%%
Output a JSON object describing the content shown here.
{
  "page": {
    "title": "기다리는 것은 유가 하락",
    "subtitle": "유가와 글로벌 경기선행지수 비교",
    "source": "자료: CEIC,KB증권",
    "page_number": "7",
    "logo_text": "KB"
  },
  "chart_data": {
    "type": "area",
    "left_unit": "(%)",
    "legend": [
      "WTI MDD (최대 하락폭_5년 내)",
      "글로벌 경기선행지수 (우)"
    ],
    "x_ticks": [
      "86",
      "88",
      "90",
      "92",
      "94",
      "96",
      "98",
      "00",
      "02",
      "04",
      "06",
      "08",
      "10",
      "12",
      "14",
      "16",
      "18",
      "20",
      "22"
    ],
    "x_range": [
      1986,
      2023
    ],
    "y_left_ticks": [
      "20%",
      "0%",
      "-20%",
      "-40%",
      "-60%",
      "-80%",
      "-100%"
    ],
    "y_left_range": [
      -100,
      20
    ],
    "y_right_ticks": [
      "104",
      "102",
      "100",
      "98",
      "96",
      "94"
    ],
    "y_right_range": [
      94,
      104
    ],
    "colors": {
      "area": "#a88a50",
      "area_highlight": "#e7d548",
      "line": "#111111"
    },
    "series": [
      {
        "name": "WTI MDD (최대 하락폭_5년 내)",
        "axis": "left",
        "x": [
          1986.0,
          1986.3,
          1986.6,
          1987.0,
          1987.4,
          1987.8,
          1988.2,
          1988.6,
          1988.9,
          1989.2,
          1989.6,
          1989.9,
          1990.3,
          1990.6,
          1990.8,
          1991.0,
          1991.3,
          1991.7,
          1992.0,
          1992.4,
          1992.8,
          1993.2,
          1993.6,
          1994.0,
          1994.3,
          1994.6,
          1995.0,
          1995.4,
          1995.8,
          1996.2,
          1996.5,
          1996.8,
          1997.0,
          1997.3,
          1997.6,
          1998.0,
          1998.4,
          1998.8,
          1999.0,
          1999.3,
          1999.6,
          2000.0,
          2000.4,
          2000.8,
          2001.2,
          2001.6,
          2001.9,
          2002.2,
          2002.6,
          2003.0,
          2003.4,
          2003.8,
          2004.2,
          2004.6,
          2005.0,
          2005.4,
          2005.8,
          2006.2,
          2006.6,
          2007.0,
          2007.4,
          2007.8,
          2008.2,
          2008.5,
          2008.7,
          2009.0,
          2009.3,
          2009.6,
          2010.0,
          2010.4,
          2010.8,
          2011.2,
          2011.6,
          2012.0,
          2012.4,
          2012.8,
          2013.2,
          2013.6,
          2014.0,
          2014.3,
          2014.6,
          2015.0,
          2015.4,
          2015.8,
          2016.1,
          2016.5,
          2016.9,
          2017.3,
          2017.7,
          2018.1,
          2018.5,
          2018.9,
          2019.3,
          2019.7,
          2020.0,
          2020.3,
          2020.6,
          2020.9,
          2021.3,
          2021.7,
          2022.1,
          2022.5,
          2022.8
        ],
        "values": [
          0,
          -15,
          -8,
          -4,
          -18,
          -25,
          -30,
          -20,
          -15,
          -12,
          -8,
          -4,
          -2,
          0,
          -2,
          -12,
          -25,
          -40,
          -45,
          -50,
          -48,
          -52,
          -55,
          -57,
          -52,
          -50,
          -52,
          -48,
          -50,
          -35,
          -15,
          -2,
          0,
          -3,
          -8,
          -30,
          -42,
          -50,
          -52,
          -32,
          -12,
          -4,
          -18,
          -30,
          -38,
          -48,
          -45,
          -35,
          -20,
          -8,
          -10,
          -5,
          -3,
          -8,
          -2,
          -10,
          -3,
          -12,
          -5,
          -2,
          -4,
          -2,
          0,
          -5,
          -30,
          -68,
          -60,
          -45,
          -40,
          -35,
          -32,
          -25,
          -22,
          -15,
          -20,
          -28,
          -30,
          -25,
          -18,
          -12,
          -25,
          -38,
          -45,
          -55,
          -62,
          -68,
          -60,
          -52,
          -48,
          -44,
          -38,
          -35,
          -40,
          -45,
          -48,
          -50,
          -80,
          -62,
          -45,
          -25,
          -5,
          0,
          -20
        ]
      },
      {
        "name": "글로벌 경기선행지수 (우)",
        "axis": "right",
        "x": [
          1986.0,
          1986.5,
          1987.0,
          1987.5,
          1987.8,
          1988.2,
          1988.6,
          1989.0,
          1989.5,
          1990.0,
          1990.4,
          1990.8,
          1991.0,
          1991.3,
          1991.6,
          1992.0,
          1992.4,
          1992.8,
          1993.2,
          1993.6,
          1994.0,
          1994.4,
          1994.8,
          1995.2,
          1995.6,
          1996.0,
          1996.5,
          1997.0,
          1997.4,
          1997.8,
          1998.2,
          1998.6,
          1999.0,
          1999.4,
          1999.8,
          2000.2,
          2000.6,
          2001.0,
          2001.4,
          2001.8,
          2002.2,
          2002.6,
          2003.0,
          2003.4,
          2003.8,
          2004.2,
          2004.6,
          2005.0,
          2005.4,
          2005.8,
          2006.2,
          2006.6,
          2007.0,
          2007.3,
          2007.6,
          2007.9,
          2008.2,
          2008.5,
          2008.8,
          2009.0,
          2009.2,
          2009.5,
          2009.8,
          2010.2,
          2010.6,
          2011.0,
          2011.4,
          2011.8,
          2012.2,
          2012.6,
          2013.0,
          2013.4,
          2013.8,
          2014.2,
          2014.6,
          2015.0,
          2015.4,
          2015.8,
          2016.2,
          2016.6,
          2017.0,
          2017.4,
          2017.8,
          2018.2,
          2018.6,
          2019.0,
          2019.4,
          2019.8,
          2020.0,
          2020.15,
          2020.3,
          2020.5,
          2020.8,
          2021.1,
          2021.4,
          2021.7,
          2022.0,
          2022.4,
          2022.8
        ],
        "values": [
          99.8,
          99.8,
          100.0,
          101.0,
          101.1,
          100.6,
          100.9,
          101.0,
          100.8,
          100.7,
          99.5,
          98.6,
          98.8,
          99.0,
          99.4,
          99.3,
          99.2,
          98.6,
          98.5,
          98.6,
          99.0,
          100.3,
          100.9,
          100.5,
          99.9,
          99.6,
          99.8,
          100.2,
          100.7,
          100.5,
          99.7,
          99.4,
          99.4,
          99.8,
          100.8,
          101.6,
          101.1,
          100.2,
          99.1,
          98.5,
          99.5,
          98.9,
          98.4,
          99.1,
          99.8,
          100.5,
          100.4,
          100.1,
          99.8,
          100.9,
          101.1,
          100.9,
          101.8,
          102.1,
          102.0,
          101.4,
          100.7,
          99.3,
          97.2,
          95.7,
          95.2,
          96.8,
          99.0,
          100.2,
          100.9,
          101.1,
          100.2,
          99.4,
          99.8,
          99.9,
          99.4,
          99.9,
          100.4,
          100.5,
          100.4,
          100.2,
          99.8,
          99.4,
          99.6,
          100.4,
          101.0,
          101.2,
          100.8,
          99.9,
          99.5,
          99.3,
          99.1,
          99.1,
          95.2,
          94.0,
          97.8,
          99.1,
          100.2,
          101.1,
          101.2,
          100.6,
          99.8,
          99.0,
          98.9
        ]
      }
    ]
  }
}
%%
Write down only how many lines in the listing contain the word "경기선행지수".

3